■ Tus tareas
a: Según la noticia sobre los agricultores griegos, ¿por qué parece condenada la sostenibilidad del sistema? Explícalo en una a tres oraciones.
b: Reproduce, por favor, el fragmento de la noticia sobre los agricultores griegos que empieza con "Sobre la base" y sigue hasta "de 800 euros.".
c: Prosigue la noticia sobre los agricultores griegos a partir de su última oración.

■ Texto analizado
---

Economía

Los agricultores griegos cortan las carreteras contra la reforma fiscal

  • El sector protesta por el alza de impuestos del acuerdo con la troika

En vísperas de la vuelta de la troika a Atenas, el Gobierno de Alexis Tsipras se enfrenta a las protestas de los agricultores del país contra la reforma del sistema fiscal y de pensiones. A modo de queja, han usado sus tractores para construir barricadas en las carreteras nacionales obstaculizando significativamente el tránsito de vehículos.

Sobre la base del acuerdo entre Grecia y sus prestamistas, firmado el julio pasado, se prevé que la tributación de la renta agraria aumente hasta el 13% con carácter retroactivo desde el 1 de julio de 2015 (del 7% actual), el 20% sobre los ingresos de 2016 y hasta el 26% para los de 2017.

Además, el correspondiente proyecto de ley sobre la reforma tributaria que Tsipras ha presentado en el Parlamento heleno prevé subir también las contribuciones a la seguridad social. La prima para la categoría más baja del fondo de seguros de los agricultores griegos es de 34 euros mensuales (unos 408 euros al año), mientras que el promedio de la contribución actual de seguro de un agricultor griego es de poco más de 800 euros.

Con cifras semejantes la sostenibilidad del sistema parece condenada. La reforma pretende subir a los 1.123 euros en base anual, para la prima mínima, hasta el 2019. Para tener un punto de referencia, hay que destacar que a la categoría pertinente para autónomos le corresponde pagar unos 225 euros de cotización social en base mensual.

---

■ Registros proporcionados
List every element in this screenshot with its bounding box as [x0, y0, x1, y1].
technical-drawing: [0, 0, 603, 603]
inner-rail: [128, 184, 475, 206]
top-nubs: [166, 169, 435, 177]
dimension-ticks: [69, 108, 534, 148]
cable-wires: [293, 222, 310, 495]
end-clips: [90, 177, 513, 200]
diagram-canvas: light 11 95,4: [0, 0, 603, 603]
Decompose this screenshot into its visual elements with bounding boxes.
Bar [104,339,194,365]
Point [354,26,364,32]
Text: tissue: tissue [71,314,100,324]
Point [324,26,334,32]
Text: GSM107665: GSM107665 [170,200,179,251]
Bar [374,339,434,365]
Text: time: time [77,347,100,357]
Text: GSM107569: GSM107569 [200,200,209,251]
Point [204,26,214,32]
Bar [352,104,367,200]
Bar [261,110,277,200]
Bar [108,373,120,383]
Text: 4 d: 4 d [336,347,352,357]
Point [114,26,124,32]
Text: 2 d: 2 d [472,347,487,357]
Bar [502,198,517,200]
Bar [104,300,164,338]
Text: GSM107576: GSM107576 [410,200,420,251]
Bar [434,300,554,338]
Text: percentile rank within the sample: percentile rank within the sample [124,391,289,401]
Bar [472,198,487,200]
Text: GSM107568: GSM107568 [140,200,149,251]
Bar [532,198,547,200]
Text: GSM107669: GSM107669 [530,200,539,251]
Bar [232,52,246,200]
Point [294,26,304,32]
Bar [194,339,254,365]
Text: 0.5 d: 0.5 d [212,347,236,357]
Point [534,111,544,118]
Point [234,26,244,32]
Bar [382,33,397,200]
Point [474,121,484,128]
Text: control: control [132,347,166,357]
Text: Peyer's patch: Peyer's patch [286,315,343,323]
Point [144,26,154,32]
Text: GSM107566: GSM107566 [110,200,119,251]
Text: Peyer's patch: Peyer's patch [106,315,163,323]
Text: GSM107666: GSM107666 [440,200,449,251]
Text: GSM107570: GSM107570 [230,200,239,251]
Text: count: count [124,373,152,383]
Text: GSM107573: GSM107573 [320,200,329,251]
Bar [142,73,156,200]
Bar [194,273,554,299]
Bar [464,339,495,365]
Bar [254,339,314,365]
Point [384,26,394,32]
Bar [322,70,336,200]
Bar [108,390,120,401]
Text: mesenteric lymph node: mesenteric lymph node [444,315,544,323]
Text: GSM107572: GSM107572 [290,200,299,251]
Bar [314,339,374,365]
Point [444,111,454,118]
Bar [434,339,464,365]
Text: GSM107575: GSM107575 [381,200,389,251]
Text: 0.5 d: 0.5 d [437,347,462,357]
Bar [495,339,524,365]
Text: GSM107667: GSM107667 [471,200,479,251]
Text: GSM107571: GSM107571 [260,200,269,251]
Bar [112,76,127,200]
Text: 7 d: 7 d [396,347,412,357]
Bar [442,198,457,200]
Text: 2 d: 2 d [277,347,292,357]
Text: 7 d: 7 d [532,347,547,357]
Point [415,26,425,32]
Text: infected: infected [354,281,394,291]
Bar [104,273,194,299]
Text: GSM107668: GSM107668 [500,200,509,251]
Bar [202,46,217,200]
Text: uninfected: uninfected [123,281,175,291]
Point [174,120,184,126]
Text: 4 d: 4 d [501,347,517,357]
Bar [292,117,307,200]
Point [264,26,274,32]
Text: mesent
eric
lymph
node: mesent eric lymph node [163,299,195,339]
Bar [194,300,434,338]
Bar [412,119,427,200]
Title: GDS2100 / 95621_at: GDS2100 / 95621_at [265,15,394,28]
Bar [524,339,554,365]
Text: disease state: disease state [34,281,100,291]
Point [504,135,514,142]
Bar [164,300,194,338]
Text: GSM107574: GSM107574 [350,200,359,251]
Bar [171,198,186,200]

---

■ Respuestas del ejercicio
a: Porque las cotizaciones de los agricultores son muy bajas. La prima de la categoría más baja de su fondo de seguros es de 34 euros mensuales (unos 408 euros al año), y el promedio de la contribución actual apenas supera los 800 euros.

b:
Sobre la base del acuerdo entre Grecia y sus prestamistas, firmado el julio pasado, se prevé que la tributación de la renta agraria aumente hasta el 13% con carácter retroactivo desde el 1 de julio de 2015 (del 7% actual), el 20% sobre los ingresos de 2016 y hasta el 26% para los de 2017.

Además, el correspondiente proyecto de ley sobre la reforma tributaria que Tsipras ha presentado en el Parlamento heleno prevé subir también las contribuciones a la seguridad social. La prima para la categoría más baja del fondo de seguros de los agricultores griegos es de 34 euros mensuales (unos 408 euros al año), mientras que el promedio de la contribución actual de seguro de un agricultor griego es de poco más de 800 euros.

c:
Otras demandas

Los agricultores griegos presentan además una serie de demandas que van más allá de la reforma tributaria. Entre ellas, que haya un mínimo exento en la declaración de renta de 12.000 euros o de 30.000 euros en el caso de familia numerosa (el proyecto de ley pretende que no haya mínimo exento), que los agricultores de facturación anual de hasta 40.000 no tengan la obligación de mantener libros de contabilidad, que no se aplique el impuesto sobre la renta del 13% y que la edad de jubilación se establezca a los 60 años para hombres y a los 55 años para las mujeres.

La tributación de los ingresos rurales ha sido un punto de controversia recurrente no sólo entre los agricultores y los gobiernos de turno, sino también muchas veces entre los agricultores y la sociedad. El sentimiento general es que el sector agrario se ha beneficiado de importantes facilidades, así como de fuertes subsidios de la UE, que mayoritariamente no contribuyeron tanto a la modernización de la maquinaria agrícola sino al consumo. Otro punto de fricción es la evasión fiscal y de cotizaciones que se detectan en el sector agrario, de acuerdo con cifras oficiales.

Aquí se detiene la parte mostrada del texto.